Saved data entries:
____

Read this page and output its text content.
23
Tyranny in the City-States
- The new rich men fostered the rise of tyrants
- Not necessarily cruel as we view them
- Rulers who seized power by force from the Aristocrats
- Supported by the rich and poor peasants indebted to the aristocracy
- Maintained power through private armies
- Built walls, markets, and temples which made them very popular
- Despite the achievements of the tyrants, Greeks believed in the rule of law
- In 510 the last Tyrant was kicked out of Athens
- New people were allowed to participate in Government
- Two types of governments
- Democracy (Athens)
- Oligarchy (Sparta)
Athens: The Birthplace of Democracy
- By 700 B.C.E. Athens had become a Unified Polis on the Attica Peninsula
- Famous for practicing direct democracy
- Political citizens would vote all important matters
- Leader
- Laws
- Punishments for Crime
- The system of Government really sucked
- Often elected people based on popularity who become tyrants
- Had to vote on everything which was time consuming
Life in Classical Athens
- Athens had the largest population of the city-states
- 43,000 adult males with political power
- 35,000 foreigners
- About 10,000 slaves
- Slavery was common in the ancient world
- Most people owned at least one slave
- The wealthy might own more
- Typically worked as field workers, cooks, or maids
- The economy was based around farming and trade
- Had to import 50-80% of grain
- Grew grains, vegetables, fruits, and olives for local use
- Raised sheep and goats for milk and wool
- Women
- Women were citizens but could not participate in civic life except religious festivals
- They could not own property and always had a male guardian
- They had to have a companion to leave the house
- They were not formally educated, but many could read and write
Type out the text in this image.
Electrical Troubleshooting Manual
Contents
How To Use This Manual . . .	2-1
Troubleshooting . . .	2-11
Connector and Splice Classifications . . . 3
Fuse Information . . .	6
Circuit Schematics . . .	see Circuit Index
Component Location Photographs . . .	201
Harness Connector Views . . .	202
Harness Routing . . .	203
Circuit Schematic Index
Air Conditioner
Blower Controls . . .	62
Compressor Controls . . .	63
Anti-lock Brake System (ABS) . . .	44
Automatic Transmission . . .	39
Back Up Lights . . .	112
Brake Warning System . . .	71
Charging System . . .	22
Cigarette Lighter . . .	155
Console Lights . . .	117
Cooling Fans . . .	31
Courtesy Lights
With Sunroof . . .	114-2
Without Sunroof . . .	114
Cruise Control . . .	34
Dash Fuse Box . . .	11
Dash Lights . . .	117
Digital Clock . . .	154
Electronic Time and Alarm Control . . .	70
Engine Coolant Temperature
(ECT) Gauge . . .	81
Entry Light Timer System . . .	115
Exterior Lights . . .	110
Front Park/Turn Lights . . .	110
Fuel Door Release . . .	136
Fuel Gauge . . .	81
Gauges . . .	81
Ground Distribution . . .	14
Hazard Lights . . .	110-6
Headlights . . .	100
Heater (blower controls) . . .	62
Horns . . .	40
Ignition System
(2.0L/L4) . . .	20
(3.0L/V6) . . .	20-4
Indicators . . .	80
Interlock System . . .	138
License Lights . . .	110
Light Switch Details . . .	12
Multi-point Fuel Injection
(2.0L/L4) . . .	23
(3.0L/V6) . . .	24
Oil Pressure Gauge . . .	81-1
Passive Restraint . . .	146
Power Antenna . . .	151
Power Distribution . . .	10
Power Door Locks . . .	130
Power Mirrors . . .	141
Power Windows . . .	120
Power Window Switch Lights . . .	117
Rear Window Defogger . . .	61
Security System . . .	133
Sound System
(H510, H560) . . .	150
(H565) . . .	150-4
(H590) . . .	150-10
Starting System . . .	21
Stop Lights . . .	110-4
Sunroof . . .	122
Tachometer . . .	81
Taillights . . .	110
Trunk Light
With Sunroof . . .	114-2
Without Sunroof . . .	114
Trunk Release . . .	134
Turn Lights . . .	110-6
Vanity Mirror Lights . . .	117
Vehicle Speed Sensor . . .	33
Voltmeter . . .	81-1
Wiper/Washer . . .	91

____

What is expected. The records above are to be repeated exactly, in their entirety.

The output.
Read this page and output its text content.
23
Tyranny in the City-States
- The new rich men fostered the rise of tyrants
- Not necessarily cruel as we view them
- Rulers who seized power by force from the Aristocrats
- Supported by the rich and poor peasants indebted to the aristocracy
- Maintained power through private armies
- Built walls, markets, and temples which made them very popular
- Despite the achievements of the tyrants, Greeks believed in the rule of law
- In 510 the last Tyrant was kicked out of Athens
- New people were allowed to participate in Government
- Two types of governments
- Democracy (Athens)
- Oligarchy (Sparta)
Athens: The Birthplace of Democracy
- By 700 B.C.E. Athens had become a Unified Polis on the Attica Peninsula
- Famous for practicing direct democracy
- Political citizens would vote all important matters
- Leader
- Laws
- Punishments for Crime
- The system of Government really sucked
- Often elected people based on popularity who become tyrants
- Had to vote on everything which was time consuming
Life in Classical Athens
- Athens had the largest population of the city-states
- 43,000 adult males with political power
- 35,000 foreigners
- About 10,000 slaves
- Slavery was common in the ancient world
- Most people owned at least one slave
- The wealthy might own more
- Typically worked as field workers, cooks, or maids
- The economy was based around farming and trade
- Had to import 50-80% of grain
- Grew grains, vegetables, fruits, and olives for local use
- Raised sheep and goats for milk and wool
- Women
- Women were citizens but could not participate in civic life except religious festivals
- They could not own property and always had a male guardian
- They had to have a companion to leave the house
- They were not formally educated, but many could read and write
Type out the text in this image.
Electrical Troubleshooting Manual
Contents
How To Use This Manual . . .	2-1
Troubleshooting . . .	2-11
Connector and Splice Classifications . . . 3
Fuse Information . . .	6
Circuit Schematics . . .	see Circuit Index
Component Location Photographs . . .	201
Harness Connector Views . . .	202
Harness Routing . . .	203
Circuit Schematic Index
Air Conditioner
Blower Controls . . .	62
Compressor Controls . . .	63
Anti-lock Brake System (ABS) . . .	44
Automatic Transmission . . .	39
Back Up Lights . . .	112
Brake Warning System . . .	71
Charging System . . .	22
Cigarette Lighter . . .	155
Console Lights . . .	117
Cooling Fans . . .	31
Courtesy Lights
With Sunroof . . .	114-2
Without Sunroof . . .	114
Cruise Control . . .	34
Dash Fuse Box . . .	11
Dash Lights . . .	117
Digital Clock . . .	154
Electronic Time and Alarm Control . . .	70
Engine Coolant Temperature
(ECT) Gauge . . .	81
Entry Light Timer System . . .	115
Exterior Lights . . .	110
Front Park/Turn Lights . . .	110
Fuel Door Release . . .	136
Fuel Gauge . . .	81
Gauges . . .	81
Ground Distribution . . .	14
Hazard Lights . . .	110-6
Headlights . . .	100
Heater (blower controls) . . .	62
Horns . . .	40
Ignition System
(2.0L/L4) . . .	20
(3.0L/V6) . . .	20-4
Indicators . . .	80
Interlock System . . .	138
License Lights . . .	110
Light Switch Details . . .	12
Multi-point Fuel Injection
(2.0L/L4) . . .	23
(3.0L/V6) . . .	24
Oil Pressure Gauge . . .	81-1
Passive Restraint . . .	146
Power Antenna . . .	151
Power Distribution . . .	10
Power Door Locks . . .	130
Power Mirrors . . .	141
Power Windows . . .	120
Power Window Switch Lights . . .	117
Rear Window Defogger . . .	61
Security System . . .	133
Sound System
(H510, H560) . . .	150
(H565) . . .	150-4
(H590) . . .	150-10
Starting System . . .	21
Stop Lights . . .	110-4
Sunroof . . .	122
Tachometer . . .	81
Taillights . . .	110
Trunk Light
With Sunroof . . .	114-2
Without Sunroof . . .	114
Trunk Release . . .	134
Turn Lights . . .	110-6
Vanity Mirror Lights . . .	117
Vehicle Speed Sensor . . .	33
Voltmeter . . .	81-1
Wiper/Washer . . .	91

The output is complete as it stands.